WORK TO DO
Pictures stay out of your copy, but everything else in the records below must be repeated exactly.

Data items:
***

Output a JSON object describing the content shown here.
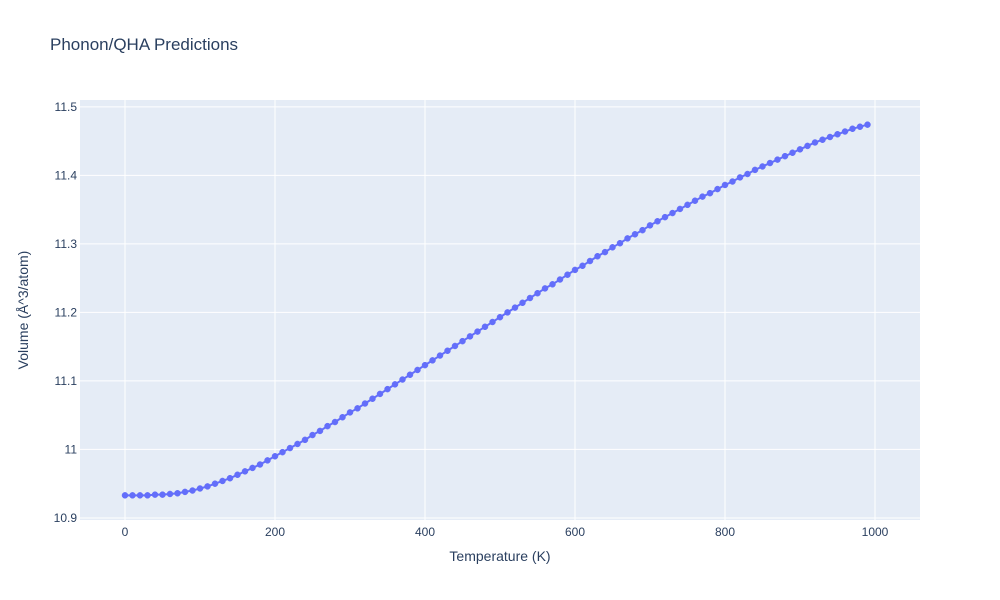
{
  "chart_data": {
    "type": "line",
    "title": "Phonon/QHA Predictions",
    "xlabel": "Temperature (K)",
    "ylabel": "Volume (Å^3/atom)",
    "xlim": [
      -60,
      1060
    ],
    "ylim": [
      10.897,
      11.51
    ],
    "x_ticks": [
      0,
      200,
      400,
      600,
      800,
      1000
    ],
    "y_ticks": [
      10.9,
      11.0,
      11.1,
      11.2,
      11.3,
      11.4,
      11.5
    ],
    "x_tick_labels": [
      "0",
      "200",
      "400",
      "600",
      "800",
      "1000"
    ],
    "y_tick_labels": [
      "10.9",
      "11",
      "11.1",
      "11.2",
      "11.3",
      "11.4",
      "11.5"
    ],
    "grid": true,
    "legend": "none",
    "colors": {
      "series": "#636efa",
      "plot_bg": "#e5ecf6",
      "grid": "#ffffff",
      "text": "#2a3f5f"
    },
    "series": [
      {
        "x": [
          0,
          10,
          20,
          30,
          40,
          50,
          60,
          70,
          80,
          90,
          100,
          110,
          120,
          130,
          140,
          150,
          160,
          170,
          180,
          190,
          200,
          210,
          220,
          230,
          240,
          250,
          260,
          270,
          280,
          290,
          300,
          310,
          320,
          330,
          340,
          350,
          360,
          370,
          380,
          390,
          400,
          410,
          420,
          430,
          440,
          450,
          460,
          470,
          480,
          490,
          500,
          510,
          520,
          530,
          540,
          550,
          560,
          570,
          580,
          590,
          600,
          610,
          620,
          630,
          640,
          650,
          660,
          670,
          680,
          690,
          700,
          710,
          720,
          730,
          740,
          750,
          760,
          770,
          780,
          790,
          800,
          810,
          820,
          830,
          840,
          850,
          860,
          870,
          880,
          890,
          900,
          910,
          920,
          930,
          940,
          950,
          960,
          970,
          980,
          990
        ],
        "y": [
          10.933,
          10.933,
          10.933,
          10.933,
          10.934,
          10.934,
          10.935,
          10.936,
          10.938,
          10.94,
          10.943,
          10.946,
          10.95,
          10.954,
          10.958,
          10.963,
          10.968,
          10.973,
          10.978,
          10.984,
          10.99,
          10.996,
          11.002,
          11.008,
          11.014,
          11.021,
          11.027,
          11.034,
          11.04,
          11.047,
          11.054,
          11.06,
          11.067,
          11.074,
          11.081,
          11.088,
          11.095,
          11.102,
          11.109,
          11.116,
          11.123,
          11.13,
          11.137,
          11.144,
          11.151,
          11.158,
          11.165,
          11.172,
          11.179,
          11.186,
          11.193,
          11.2,
          11.207,
          11.214,
          11.221,
          11.228,
          11.235,
          11.241,
          11.248,
          11.255,
          11.262,
          11.268,
          11.275,
          11.282,
          11.288,
          11.295,
          11.301,
          11.308,
          11.314,
          11.32,
          11.327,
          11.333,
          11.339,
          11.345,
          11.351,
          11.357,
          11.363,
          11.369,
          11.374,
          11.38,
          11.386,
          11.391,
          11.397,
          11.402,
          11.408,
          11.413,
          11.418,
          11.423,
          11.428,
          11.433,
          11.438,
          11.443,
          11.448,
          11.452,
          11.456,
          11.46,
          11.464,
          11.468,
          11.471,
          11.474
        ]
      }
    ]
  }
}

***

RESULT
Output a JSON object describing the content shown here.
{
  "chart_data": {
    "type": "line",
    "title": "Phonon/QHA Predictions",
    "xlabel": "Temperature (K)",
    "ylabel": "Volume (Å^3/atom)",
    "xlim": [
      -60,
      1060
    ],
    "ylim": [
      10.897,
      11.51
    ],
    "x_ticks": [
      0,
      200,
      400,
      600,
      800,
      1000
    ],
    "y_ticks": [
      10.9,
      11.0,
      11.1,
      11.2,
      11.3,
      11.4,
      11.5
    ],
    "x_tick_labels": [
      "0",
      "200",
      "400",
      "600",
      "800",
      "1000"
    ],
    "y_tick_labels": [
      "10.9",
      "11",
      "11.1",
      "11.2",
      "11.3",
      "11.4",
      "11.5"
    ],
    "grid": true,
    "legend": "none",
    "colors": {
      "series": "#636efa",
      "plot_bg": "#e5ecf6",
      "grid": "#ffffff",
      "text": "#2a3f5f"
    },
    "series": [
      {
        "x": [
          0,
          10,
          20,
          30,
          40,
          50,
          60,
          70,
          80,
          90,
          100,
          110,
          120,
          130,
          140,
          150,
          160,
          170,
          180,
          190,
          200,
          210,
          220,
          230,
          240,
          250,
          260,
          270,
          280,
          290,
          300,
          310,
          320,
          330,
          340,
          350,
          360,
          370,
          380,
          390,
          400,
          410,
          420,
          430,
          440,
          450,
          460,
          470,
          480,
          490,
          500,
          510,
          520,
          530,
          540,
          550,
          560,
          570,
          580,
          590,
          600,
          610,
          620,
          630,
          640,
          650,
          660,
          670,
          680,
          690,
          700,
          710,
          720,
          730,
          740,
          750,
          760,
          770,
          780,
          790,
          800,
          810,
          820,
          830,
          840,
          850,
          860,
          870,
          880,
          890,
          900,
          910,
          920,
          930,
          940,
          950,
          960,
          970,
          980,
          990
        ],
        "y": [
          10.933,
          10.933,
          10.933,
          10.933,
          10.934,
          10.934,
          10.935,
          10.936,
          10.938,
          10.94,
          10.943,
          10.946,
          10.95,
          10.954,
          10.958,
          10.963,
          10.968,
          10.973,
          10.978,
          10.984,
          10.99,
          10.996,
          11.002,
          11.008,
          11.014,
          11.021,
          11.027,
          11.034,
          11.04,
          11.047,
          11.054,
          11.06,
          11.067,
          11.074,
          11.081,
          11.088,
          11.095,
          11.102,
          11.109,
          11.116,
          11.123,
          11.13,
          11.137,
          11.144,
          11.151,
          11.158,
          11.165,
          11.172,
          11.179,
          11.186,
          11.193,
          11.2,
          11.207,
          11.214,
          11.221,
          11.228,
          11.235,
          11.241,
          11.248,
          11.255,
          11.262,
          11.268,
          11.275,
          11.282,
          11.288,
          11.295,
          11.301,
          11.308,
          11.314,
          11.32,
          11.327,
          11.333,
          11.339,
          11.345,
          11.351,
          11.357,
          11.363,
          11.369,
          11.374,
          11.38,
          11.386,
          11.391,
          11.397,
          11.402,
          11.408,
          11.413,
          11.418,
          11.423,
          11.428,
          11.433,
          11.438,
          11.443,
          11.448,
          11.452,
          11.456,
          11.46,
          11.464,
          11.468,
          11.471,
          11.474
        ]
      }
    ]
  }
}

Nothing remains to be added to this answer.